Records from a data collection:
• • •
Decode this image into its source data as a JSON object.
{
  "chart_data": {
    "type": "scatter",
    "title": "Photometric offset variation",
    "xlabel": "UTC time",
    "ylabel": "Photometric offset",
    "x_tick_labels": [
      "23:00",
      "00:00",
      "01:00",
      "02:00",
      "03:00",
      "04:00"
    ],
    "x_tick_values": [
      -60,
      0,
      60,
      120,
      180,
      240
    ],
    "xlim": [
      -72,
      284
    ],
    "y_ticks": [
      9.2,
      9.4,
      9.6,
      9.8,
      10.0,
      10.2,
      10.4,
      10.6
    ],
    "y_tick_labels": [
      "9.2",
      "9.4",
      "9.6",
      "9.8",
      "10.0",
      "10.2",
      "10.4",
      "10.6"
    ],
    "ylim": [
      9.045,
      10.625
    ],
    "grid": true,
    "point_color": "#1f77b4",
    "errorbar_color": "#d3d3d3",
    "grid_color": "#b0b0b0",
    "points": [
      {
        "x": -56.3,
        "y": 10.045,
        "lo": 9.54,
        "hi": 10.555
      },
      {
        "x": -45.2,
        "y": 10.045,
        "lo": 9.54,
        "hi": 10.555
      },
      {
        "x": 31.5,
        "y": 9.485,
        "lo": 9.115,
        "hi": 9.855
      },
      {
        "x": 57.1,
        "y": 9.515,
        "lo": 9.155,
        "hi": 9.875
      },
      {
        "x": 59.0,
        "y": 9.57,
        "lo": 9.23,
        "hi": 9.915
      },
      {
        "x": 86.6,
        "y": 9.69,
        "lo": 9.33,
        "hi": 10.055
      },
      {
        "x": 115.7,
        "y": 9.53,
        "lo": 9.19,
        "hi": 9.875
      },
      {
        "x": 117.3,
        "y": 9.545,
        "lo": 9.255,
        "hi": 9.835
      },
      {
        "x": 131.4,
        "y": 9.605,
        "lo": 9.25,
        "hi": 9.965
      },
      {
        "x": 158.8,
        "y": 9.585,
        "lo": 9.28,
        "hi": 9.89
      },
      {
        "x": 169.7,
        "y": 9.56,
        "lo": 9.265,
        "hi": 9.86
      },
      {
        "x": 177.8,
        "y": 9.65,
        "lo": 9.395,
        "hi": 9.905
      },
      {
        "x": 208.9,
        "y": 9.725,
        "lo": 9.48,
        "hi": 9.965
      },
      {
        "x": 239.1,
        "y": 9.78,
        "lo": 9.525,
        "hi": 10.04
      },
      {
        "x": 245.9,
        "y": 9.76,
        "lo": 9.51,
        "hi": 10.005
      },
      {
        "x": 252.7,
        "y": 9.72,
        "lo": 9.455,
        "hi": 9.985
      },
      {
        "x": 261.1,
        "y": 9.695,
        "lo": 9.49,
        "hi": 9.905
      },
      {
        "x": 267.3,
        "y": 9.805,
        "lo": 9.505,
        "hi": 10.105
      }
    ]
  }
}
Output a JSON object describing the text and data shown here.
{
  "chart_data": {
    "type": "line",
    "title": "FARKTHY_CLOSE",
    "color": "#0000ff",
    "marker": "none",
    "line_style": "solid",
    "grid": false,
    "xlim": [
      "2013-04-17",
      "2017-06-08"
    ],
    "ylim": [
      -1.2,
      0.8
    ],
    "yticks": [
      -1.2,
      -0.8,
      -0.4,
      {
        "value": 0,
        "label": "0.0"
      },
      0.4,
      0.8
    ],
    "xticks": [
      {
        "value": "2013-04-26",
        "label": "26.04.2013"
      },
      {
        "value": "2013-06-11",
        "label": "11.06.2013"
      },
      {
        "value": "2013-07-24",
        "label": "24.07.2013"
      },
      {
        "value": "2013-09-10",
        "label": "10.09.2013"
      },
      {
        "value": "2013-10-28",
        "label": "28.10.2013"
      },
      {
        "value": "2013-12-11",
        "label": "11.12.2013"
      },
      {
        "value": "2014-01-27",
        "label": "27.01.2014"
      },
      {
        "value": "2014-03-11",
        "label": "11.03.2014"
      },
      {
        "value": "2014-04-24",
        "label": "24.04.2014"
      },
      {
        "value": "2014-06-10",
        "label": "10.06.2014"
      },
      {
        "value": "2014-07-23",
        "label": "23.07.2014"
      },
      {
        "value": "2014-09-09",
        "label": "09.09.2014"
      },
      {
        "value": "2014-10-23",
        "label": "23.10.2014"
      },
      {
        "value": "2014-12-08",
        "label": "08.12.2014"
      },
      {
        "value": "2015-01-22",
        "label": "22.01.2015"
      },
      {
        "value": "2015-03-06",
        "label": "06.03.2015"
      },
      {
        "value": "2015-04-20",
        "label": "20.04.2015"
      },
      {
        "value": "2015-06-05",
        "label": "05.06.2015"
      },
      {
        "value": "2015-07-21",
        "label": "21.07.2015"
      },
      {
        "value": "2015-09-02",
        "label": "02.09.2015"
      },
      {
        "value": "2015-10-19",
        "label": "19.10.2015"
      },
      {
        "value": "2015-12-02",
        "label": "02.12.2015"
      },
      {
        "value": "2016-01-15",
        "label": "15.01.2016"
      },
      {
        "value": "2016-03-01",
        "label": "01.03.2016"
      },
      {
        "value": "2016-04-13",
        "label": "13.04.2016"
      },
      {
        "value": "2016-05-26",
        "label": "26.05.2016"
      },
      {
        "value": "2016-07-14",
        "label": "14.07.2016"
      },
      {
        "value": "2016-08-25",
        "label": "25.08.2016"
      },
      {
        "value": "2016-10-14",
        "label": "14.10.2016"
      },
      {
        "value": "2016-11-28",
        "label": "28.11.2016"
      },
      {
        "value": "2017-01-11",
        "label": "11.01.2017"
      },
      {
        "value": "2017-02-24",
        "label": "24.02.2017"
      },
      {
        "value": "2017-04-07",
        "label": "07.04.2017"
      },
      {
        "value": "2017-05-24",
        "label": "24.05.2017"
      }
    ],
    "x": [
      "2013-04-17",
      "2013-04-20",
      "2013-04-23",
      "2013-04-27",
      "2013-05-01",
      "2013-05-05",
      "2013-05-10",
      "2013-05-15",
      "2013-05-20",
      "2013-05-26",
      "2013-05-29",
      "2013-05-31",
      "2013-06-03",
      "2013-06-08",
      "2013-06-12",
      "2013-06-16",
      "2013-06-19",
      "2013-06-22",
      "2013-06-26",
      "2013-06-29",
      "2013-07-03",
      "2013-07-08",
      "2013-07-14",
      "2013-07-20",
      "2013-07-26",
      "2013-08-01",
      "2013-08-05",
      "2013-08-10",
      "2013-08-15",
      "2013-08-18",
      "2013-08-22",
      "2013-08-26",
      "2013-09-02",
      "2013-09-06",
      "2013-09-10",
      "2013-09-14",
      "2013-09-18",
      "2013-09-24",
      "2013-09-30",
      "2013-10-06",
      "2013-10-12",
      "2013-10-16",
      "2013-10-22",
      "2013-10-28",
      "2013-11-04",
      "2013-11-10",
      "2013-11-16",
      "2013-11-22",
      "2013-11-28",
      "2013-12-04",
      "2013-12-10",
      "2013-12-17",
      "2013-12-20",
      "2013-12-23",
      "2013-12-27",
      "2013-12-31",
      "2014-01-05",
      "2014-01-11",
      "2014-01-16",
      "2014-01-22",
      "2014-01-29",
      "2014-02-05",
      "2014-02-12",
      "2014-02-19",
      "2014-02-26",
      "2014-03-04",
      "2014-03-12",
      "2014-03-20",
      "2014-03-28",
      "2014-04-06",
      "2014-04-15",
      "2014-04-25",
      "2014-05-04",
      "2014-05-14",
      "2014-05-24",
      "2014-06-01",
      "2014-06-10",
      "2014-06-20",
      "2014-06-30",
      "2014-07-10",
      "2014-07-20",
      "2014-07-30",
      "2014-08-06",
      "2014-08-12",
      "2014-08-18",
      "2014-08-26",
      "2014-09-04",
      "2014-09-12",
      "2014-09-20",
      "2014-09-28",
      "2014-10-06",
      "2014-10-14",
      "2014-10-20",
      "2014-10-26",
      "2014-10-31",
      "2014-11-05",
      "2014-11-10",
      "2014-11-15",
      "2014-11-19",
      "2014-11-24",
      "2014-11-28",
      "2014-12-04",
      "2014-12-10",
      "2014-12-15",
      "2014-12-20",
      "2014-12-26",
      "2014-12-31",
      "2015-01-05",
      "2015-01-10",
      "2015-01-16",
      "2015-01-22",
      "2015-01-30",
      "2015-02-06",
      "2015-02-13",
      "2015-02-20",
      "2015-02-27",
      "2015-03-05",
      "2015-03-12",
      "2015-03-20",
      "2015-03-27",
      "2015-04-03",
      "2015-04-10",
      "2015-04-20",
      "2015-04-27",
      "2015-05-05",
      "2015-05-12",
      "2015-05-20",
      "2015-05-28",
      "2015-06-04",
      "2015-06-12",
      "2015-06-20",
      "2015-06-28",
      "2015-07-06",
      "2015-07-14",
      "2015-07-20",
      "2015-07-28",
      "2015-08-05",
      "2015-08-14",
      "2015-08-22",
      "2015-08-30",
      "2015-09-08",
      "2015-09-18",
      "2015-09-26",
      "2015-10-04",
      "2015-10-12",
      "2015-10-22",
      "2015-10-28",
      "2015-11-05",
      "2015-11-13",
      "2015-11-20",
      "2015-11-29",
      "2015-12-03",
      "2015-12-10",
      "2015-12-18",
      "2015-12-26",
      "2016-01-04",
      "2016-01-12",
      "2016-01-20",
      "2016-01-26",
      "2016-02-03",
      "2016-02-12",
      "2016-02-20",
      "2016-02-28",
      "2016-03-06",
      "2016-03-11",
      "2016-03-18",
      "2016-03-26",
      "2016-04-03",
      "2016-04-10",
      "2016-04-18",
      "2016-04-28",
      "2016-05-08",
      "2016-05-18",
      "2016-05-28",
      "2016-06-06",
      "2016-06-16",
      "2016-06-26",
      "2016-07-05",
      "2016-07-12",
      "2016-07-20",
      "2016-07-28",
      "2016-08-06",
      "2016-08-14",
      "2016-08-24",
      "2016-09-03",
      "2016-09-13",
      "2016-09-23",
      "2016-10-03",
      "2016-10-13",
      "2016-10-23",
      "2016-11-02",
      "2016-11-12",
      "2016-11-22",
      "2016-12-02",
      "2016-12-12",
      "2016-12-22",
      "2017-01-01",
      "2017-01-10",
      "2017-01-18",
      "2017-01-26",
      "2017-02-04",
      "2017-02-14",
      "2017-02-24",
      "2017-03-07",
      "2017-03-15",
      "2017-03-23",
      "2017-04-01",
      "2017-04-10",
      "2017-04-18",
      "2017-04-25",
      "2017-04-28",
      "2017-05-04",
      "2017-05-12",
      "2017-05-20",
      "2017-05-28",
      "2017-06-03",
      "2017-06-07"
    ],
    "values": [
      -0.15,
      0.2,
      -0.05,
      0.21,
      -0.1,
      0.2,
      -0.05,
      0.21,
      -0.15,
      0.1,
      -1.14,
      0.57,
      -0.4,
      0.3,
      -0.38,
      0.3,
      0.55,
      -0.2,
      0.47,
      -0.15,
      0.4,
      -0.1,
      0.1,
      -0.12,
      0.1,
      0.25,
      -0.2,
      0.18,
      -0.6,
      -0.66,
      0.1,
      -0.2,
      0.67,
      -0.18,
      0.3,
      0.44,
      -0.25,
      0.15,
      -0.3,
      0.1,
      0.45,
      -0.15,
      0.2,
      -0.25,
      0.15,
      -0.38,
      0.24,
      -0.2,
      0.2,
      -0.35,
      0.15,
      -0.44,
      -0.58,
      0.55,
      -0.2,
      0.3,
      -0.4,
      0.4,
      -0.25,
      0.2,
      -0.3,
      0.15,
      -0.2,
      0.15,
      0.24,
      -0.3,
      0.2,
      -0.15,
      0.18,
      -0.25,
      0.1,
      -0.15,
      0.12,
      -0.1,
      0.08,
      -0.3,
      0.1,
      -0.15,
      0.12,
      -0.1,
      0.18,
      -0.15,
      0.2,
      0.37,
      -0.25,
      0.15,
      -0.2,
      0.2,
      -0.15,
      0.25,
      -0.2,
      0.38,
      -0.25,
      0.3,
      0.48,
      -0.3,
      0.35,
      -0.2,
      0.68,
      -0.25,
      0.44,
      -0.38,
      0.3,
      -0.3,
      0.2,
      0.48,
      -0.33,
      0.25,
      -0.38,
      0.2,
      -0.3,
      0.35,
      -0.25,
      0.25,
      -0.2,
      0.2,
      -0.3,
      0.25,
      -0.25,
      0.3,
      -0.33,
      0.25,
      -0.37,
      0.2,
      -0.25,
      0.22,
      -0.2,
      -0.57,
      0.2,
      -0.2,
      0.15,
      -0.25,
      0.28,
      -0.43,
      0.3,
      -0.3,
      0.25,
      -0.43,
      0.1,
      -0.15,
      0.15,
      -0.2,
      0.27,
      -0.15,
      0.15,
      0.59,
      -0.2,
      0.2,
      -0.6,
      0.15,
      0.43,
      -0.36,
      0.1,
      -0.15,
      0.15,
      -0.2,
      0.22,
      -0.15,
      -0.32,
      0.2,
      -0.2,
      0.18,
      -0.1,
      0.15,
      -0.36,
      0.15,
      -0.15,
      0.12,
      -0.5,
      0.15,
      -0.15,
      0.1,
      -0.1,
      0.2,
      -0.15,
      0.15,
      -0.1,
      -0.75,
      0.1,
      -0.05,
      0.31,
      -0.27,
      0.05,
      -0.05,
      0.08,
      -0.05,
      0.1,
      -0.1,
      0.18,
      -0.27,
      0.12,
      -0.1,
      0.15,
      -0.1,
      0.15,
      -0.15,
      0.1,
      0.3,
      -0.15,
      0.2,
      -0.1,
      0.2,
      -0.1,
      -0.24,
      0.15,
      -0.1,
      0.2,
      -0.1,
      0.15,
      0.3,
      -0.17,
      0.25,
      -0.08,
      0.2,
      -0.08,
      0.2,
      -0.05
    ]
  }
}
• • •
__Given problem__: Show every line above in which the word "JSON" occurs.

__Solution__:
Decode this image into its source data as a JSON object.
Output a JSON object describing the text and data shown here.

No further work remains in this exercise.